WHAT IS ASKED
Provide an exact reproduction of every entry.

GIVEN RECORDS
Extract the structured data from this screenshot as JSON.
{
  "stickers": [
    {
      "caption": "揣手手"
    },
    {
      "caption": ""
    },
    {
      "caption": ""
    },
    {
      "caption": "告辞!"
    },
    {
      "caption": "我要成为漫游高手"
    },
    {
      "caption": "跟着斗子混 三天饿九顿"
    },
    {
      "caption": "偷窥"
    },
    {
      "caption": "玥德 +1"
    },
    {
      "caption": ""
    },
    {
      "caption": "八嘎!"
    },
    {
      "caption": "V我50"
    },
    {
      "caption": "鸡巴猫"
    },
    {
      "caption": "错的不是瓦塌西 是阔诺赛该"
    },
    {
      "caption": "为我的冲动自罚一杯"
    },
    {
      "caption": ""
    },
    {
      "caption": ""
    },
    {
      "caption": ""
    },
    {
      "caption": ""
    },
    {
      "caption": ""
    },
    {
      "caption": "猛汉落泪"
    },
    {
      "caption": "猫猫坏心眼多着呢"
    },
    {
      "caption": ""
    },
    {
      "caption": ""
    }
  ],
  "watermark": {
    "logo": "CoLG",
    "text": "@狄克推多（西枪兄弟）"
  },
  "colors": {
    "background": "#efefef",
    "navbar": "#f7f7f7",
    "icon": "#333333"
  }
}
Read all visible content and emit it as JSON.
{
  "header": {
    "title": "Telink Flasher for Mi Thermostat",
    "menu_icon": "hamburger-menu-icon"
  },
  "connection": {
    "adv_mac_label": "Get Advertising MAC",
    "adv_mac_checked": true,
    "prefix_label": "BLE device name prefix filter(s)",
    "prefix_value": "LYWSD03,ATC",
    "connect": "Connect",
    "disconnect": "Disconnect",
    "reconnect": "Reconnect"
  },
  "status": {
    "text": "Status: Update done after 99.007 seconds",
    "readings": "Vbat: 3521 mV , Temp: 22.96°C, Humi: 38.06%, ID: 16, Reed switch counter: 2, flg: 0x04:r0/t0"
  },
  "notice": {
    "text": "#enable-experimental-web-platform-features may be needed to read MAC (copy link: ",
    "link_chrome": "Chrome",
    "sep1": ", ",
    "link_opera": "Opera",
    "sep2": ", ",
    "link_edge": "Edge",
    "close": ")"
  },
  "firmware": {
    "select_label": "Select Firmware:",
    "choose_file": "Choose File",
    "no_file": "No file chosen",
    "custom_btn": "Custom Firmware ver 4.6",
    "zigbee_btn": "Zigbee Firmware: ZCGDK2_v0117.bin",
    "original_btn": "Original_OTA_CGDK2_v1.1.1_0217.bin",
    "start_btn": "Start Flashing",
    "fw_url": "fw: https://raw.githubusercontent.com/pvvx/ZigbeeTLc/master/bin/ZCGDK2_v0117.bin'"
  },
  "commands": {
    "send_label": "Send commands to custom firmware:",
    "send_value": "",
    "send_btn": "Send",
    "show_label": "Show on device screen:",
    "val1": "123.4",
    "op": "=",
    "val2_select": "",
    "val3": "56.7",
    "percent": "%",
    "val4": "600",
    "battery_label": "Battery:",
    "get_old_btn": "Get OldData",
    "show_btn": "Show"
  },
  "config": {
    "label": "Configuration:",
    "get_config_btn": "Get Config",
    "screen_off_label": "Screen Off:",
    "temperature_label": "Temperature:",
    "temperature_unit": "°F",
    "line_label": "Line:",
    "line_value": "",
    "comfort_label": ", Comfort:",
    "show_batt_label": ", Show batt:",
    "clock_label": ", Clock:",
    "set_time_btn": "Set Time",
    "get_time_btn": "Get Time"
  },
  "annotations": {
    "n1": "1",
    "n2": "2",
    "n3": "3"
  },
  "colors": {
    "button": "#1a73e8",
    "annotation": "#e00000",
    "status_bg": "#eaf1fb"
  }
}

OUTPUT OF THE TASK
Extract the structured data from this screenshot as JSON.
{
  "stickers": [
    {
      "caption": "揣手手"
    },
    {
      "caption": ""
    },
    {
      "caption": ""
    },
    {
      "caption": "告辞!"
    },
    {
      "caption": "我要成为漫游高手"
    },
    {
      "caption": "跟着斗子混 三天饿九顿"
    },
    {
      "caption": "偷窥"
    },
    {
      "caption": "玥德 +1"
    },
    {
      "caption": ""
    },
    {
      "caption": "八嘎!"
    },
    {
      "caption": "V我50"
    },
    {
      "caption": "鸡巴猫"
    },
    {
      "caption": "错的不是瓦塌西 是阔诺赛该"
    },
    {
      "caption": "为我的冲动自罚一杯"
    },
    {
      "caption": ""
    },
    {
      "caption": ""
    },
    {
      "caption": ""
    },
    {
      "caption": ""
    },
    {
      "caption": ""
    },
    {
      "caption": "猛汉落泪"
    },
    {
      "caption": "猫猫坏心眼多着呢"
    },
    {
      "caption": ""
    },
    {
      "caption": ""
    }
  ],
  "watermark": {
    "logo": "CoLG",
    "text": "@狄克推多（西枪兄弟）"
  },
  "colors": {
    "background": "#efefef",
    "navbar": "#f7f7f7",
    "icon": "#333333"
  }
}
Read all visible content and emit it as JSON.
{
  "header": {
    "title": "Telink Flasher for Mi Thermostat",
    "menu_icon": "hamburger-menu-icon"
  },
  "connection": {
    "adv_mac_label": "Get Advertising MAC",
    "adv_mac_checked": true,
    "prefix_label": "BLE device name prefix filter(s)",
    "prefix_value": "LYWSD03,ATC",
    "connect": "Connect",
    "disconnect": "Disconnect",
    "reconnect": "Reconnect"
  },
  "status": {
    "text": "Status: Update done after 99.007 seconds",
    "readings": "Vbat: 3521 mV , Temp: 22.96°C, Humi: 38.06%, ID: 16, Reed switch counter: 2, flg: 0x04:r0/t0"
  },
  "notice": {
    "text": "#enable-experimental-web-platform-features may be needed to read MAC (copy link: ",
    "link_chrome": "Chrome",
    "sep1": ", ",
    "link_opera": "Opera",
    "sep2": ", ",
    "link_edge": "Edge",
    "close": ")"
  },
  "firmware": {
    "select_label": "Select Firmware:",
    "choose_file": "Choose File",
    "no_file": "No file chosen",
    "custom_btn": "Custom Firmware ver 4.6",
    "zigbee_btn": "Zigbee Firmware: ZCGDK2_v0117.bin",
    "original_btn": "Original_OTA_CGDK2_v1.1.1_0217.bin",
    "start_btn": "Start Flashing",
    "fw_url": "fw: https://raw.githubusercontent.com/pvvx/ZigbeeTLc/master/bin/ZCGDK2_v0117.bin'"
  },
  "commands": {
    "send_label": "Send commands to custom firmware:",
    "send_value": "",
    "send_btn": "Send",
    "show_label": "Show on device screen:",
    "val1": "123.4",
    "op": "=",
    "val2_select": "",
    "val3": "56.7",
    "percent": "%",
    "val4": "600",
    "battery_label": "Battery:",
    "get_old_btn": "Get OldData",
    "show_btn": "Show"
  },
  "config": {
    "label": "Configuration:",
    "get_config_btn": "Get Config",
    "screen_off_label": "Screen Off:",
    "temperature_label": "Temperature:",
    "temperature_unit": "°F",
    "line_label": "Line:",
    "line_value": "",
    "comfort_label": ", Comfort:",
    "show_batt_label": ", Show batt:",
    "clock_label": ", Clock:",
    "set_time_btn": "Set Time",
    "get_time_btn": "Get Time"
  },
  "annotations": {
    "n1": "1",
    "n2": "2",
    "n3": "3"
  },
  "colors": {
    "button": "#1a73e8",
    "annotation": "#e00000",
    "status_bg": "#eaf1fb"
  }
}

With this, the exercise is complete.